» **Directive**: Output every entry exactly, from the first line to the last.

» **Data listing**:
────────────────

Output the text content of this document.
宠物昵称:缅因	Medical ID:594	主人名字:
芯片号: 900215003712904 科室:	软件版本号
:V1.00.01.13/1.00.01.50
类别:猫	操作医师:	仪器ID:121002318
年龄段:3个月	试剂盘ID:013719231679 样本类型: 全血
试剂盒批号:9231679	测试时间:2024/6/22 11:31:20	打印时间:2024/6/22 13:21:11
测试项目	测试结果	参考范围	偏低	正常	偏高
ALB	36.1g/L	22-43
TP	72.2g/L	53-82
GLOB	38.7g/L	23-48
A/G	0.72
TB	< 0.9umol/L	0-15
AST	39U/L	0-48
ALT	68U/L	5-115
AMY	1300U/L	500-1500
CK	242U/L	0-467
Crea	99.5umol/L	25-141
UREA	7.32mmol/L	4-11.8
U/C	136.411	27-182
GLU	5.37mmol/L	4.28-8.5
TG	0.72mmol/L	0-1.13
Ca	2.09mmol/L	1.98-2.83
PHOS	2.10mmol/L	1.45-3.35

────────────────

» **Task result**:
Output the text content of this document.
宠物昵称:缅因	Medical ID:594	主人名字:
芯片号: 900215003712904 科室:	软件版本号
:V1.00.01.13/1.00.01.50
类别:猫	操作医师:	仪器ID:121002318
年龄段:3个月	试剂盘ID:013719231679 样本类型: 全血
试剂盒批号:9231679	测试时间:2024/6/22 11:31:20	打印时间:2024/6/22 13:21:11
测试项目	测试结果	参考范围	偏低	正常	偏高
ALB	36.1g/L	22-43
TP	72.2g/L	53-82
GLOB	38.7g/L	23-48
A/G	0.72
TB	< 0.9umol/L	0-15
AST	39U/L	0-48
ALT	68U/L	5-115
AMY	1300U/L	500-1500
CK	242U/L	0-467
Crea	99.5umol/L	25-141
UREA	7.32mmol/L	4-11.8
U/C	136.411	27-182
GLU	5.37mmol/L	4.28-8.5
TG	0.72mmol/L	0-1.13
Ca	2.09mmol/L	1.98-2.83
PHOS	2.10mmol/L	1.45-3.35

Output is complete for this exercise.